• _TASK_:
Copy every line of the records below that holds the word "xlabel".

Figure data in JSON:

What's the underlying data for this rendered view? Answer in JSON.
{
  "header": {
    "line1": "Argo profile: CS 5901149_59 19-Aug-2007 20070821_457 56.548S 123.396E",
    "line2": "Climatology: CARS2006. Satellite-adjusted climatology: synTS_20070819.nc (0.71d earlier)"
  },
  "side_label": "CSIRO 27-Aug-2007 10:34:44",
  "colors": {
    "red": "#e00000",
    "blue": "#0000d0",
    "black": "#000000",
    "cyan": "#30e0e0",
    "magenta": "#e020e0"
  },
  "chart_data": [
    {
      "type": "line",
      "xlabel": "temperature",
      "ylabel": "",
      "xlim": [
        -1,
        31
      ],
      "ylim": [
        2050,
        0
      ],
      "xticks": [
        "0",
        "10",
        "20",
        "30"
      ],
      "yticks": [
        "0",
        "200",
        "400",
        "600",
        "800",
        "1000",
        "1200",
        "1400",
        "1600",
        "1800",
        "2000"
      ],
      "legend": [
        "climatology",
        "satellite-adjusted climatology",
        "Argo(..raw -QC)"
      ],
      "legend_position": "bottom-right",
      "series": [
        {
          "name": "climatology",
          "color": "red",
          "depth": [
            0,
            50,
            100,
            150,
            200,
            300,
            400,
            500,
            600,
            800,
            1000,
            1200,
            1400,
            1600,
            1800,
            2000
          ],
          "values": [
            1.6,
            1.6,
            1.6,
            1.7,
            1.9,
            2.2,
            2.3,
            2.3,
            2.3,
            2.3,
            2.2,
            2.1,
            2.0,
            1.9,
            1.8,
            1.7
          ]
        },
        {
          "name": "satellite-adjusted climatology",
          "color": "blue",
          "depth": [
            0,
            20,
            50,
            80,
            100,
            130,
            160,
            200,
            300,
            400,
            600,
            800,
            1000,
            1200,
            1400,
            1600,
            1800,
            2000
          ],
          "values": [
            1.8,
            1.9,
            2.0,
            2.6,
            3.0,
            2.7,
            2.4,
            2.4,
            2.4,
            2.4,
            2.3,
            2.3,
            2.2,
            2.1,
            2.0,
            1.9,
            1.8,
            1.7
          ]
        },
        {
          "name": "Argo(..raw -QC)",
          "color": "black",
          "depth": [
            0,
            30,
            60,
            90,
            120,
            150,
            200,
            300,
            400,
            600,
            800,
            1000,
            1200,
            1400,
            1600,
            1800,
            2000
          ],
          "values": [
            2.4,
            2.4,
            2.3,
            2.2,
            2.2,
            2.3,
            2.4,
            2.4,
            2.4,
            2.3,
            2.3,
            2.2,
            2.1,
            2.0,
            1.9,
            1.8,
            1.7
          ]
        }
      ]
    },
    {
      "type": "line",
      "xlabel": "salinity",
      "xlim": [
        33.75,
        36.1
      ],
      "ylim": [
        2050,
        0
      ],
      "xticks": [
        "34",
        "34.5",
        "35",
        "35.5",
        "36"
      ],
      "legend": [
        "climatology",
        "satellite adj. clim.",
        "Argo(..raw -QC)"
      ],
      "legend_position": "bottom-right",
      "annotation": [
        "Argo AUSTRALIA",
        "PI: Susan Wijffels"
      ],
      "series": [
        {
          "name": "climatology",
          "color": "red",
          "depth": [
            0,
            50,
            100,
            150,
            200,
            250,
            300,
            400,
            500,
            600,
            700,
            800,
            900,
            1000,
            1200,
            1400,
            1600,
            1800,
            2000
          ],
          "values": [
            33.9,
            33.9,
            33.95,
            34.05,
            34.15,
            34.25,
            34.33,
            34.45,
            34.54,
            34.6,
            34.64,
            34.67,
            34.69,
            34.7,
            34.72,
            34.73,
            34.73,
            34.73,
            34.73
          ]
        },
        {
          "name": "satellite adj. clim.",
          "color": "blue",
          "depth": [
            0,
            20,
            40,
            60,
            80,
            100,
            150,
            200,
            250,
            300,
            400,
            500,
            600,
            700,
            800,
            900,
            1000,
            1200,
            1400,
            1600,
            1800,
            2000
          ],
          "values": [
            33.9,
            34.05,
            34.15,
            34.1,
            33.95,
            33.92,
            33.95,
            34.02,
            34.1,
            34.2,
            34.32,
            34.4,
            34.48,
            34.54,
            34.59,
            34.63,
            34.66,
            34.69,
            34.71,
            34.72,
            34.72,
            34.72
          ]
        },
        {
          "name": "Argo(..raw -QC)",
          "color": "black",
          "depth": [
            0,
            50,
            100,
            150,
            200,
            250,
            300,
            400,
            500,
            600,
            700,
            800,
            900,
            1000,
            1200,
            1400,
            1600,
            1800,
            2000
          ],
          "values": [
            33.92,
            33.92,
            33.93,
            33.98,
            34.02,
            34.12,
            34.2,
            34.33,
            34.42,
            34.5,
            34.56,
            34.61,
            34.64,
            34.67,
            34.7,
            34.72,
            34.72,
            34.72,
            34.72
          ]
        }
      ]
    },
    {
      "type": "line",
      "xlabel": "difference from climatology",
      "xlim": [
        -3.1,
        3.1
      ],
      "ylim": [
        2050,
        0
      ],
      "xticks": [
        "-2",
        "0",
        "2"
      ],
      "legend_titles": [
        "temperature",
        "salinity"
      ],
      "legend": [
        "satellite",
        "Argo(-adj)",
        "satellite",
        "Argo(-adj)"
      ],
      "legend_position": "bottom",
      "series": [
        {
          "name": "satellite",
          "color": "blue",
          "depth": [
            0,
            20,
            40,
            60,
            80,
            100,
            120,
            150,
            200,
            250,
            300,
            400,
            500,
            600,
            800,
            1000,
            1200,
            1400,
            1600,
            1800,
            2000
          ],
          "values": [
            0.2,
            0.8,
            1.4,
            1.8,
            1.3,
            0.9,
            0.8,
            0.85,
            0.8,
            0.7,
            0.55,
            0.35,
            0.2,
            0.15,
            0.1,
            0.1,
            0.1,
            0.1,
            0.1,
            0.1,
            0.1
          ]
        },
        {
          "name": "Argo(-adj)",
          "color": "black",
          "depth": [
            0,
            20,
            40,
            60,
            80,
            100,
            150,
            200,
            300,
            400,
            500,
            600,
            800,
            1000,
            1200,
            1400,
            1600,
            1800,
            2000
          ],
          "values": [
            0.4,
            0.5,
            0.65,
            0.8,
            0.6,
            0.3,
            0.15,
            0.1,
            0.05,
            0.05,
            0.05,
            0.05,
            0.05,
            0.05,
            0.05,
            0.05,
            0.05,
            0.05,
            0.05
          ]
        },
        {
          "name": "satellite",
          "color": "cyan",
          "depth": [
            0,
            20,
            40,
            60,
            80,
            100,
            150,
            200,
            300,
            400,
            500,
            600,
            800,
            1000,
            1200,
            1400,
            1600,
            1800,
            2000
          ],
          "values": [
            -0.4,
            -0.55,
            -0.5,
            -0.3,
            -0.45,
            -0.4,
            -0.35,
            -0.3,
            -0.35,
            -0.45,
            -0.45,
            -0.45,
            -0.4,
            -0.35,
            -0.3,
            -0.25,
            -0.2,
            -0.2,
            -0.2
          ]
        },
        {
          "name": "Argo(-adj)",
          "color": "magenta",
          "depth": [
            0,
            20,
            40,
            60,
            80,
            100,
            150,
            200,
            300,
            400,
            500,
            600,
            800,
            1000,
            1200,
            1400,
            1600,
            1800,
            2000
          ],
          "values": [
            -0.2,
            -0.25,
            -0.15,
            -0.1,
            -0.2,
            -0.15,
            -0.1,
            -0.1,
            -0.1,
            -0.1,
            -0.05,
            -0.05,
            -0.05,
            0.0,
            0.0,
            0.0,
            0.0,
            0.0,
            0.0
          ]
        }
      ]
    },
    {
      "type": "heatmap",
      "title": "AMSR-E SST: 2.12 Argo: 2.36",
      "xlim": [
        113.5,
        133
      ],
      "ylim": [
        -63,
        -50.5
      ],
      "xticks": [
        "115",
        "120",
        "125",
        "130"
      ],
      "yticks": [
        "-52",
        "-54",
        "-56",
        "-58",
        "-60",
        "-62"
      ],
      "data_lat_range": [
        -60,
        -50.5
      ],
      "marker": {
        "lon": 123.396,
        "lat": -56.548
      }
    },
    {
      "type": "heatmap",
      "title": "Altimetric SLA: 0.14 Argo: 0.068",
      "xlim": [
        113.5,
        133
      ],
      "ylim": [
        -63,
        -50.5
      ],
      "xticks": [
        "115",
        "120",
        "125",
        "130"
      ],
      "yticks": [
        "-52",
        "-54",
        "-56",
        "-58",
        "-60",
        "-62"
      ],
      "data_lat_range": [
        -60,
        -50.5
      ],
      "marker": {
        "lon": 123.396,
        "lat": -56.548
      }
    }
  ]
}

• _TASK SOLUTION_:
      "xlabel": "temperature",
      "xlabel": "salinity",
      "xlabel": "difference from climatology",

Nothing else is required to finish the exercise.